*PROBLEM:* Print all records exactly, leaving nothing out.

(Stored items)

========================

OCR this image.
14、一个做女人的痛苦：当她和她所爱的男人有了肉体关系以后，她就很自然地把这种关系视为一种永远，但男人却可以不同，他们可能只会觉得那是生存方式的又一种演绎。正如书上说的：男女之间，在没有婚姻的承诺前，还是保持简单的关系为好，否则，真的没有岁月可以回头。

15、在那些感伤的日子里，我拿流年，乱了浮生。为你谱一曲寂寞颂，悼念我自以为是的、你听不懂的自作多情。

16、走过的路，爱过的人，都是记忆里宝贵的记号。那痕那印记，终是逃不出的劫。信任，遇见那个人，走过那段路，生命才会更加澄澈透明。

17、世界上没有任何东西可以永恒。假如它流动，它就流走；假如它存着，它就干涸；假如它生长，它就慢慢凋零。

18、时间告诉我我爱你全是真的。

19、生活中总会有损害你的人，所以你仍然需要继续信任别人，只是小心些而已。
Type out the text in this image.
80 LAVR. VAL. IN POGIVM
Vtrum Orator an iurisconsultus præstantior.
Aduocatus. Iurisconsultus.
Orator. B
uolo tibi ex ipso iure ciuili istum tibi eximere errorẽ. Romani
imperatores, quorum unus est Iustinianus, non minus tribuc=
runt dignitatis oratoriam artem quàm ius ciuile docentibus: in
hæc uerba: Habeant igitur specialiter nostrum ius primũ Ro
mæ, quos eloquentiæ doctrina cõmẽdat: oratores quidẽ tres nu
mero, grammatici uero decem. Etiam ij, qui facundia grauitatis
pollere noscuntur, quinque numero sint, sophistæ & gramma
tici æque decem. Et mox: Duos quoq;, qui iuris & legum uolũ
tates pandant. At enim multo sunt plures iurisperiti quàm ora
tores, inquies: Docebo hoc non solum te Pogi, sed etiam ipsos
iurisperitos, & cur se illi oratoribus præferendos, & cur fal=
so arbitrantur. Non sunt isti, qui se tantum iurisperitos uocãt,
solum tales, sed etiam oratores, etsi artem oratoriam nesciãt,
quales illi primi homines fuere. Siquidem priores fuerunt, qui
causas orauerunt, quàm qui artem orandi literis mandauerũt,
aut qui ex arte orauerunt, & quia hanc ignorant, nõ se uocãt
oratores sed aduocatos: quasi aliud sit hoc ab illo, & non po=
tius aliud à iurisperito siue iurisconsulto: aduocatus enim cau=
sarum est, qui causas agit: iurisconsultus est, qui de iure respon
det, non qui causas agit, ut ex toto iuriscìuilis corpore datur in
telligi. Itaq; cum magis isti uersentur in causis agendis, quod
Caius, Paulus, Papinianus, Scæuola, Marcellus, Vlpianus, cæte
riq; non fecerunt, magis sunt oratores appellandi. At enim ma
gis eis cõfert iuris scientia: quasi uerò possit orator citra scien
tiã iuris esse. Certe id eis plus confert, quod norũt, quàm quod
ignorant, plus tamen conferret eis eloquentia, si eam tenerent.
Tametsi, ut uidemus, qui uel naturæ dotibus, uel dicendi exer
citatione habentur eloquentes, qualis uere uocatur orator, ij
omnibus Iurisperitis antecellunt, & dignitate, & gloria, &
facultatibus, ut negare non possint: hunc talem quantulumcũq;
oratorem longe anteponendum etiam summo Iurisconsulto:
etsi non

========================

*SOLUTION FOR THIS EXERCISE:*
OCR this image.
14、一个做女人的痛苦：当她和她所爱的男人有了肉体关系以后，她就很自然地把这种关系视为一种永远，但男人却可以不同，他们可能只会觉得那是生存方式的又一种演绎。正如书上说的：男女之间，在没有婚姻的承诺前，还是保持简单的关系为好，否则，真的没有岁月可以回头。

15、在那些感伤的日子里，我拿流年，乱了浮生。为你谱一曲寂寞颂，悼念我自以为是的、你听不懂的自作多情。

16、走过的路，爱过的人，都是记忆里宝贵的记号。那痕那印记，终是逃不出的劫。信任，遇见那个人，走过那段路，生命才会更加澄澈透明。

17、世界上没有任何东西可以永恒。假如它流动，它就流走；假如它存着，它就干涸；假如它生长，它就慢慢凋零。

18、时间告诉我我爱你全是真的。

19、生活中总会有损害你的人，所以你仍然需要继续信任别人，只是小心些而已。
Type out the text in this image.
80 LAVR. VAL. IN POGIVM
Vtrum Orator an iurisconsultus præstantior.
Aduocatus. Iurisconsultus.
Orator. B
uolo tibi ex ipso iure ciuili istum tibi eximere errorẽ. Romani
imperatores, quorum unus est Iustinianus, non minus tribuc=
runt dignitatis oratoriam artem quàm ius ciuile docentibus: in
hæc uerba: Habeant igitur specialiter nostrum ius primũ Ro
mæ, quos eloquentiæ doctrina cõmẽdat: oratores quidẽ tres nu
mero, grammatici uero decem. Etiam ij, qui facundia grauitatis
pollere noscuntur, quinque numero sint, sophistæ & gramma
tici æque decem. Et mox: Duos quoq;, qui iuris & legum uolũ
tates pandant. At enim multo sunt plures iurisperiti quàm ora
tores, inquies: Docebo hoc non solum te Pogi, sed etiam ipsos
iurisperitos, & cur se illi oratoribus præferendos, & cur fal=
so arbitrantur. Non sunt isti, qui se tantum iurisperitos uocãt,
solum tales, sed etiam oratores, etsi artem oratoriam nesciãt,
quales illi primi homines fuere. Siquidem priores fuerunt, qui
causas orauerunt, quàm qui artem orandi literis mandauerũt,
aut qui ex arte orauerunt, & quia hanc ignorant, nõ se uocãt
oratores sed aduocatos: quasi aliud sit hoc ab illo, & non po=
tius aliud à iurisperito siue iurisconsulto: aduocatus enim cau=
sarum est, qui causas agit: iurisconsultus est, qui de iure respon
det, non qui causas agit, ut ex toto iuriscìuilis corpore datur in
telligi. Itaq; cum magis isti uersentur in causis agendis, quod
Caius, Paulus, Papinianus, Scæuola, Marcellus, Vlpianus, cæte
riq; non fecerunt, magis sunt oratores appellandi. At enim ma
gis eis cõfert iuris scientia: quasi uerò possit orator citra scien
tiã iuris esse. Certe id eis plus confert, quod norũt, quàm quod
ignorant, plus tamen conferret eis eloquentia, si eam tenerent.
Tametsi, ut uidemus, qui uel naturæ dotibus, uel dicendi exer
citatione habentur eloquentes, qualis uere uocatur orator, ij
omnibus Iurisperitis antecellunt, & dignitate, & gloria, &
facultatibus, ut negare non possint: hunc talem quantulumcũq;
oratorem longe anteponendum etiam summo Iurisconsulto:
etsi non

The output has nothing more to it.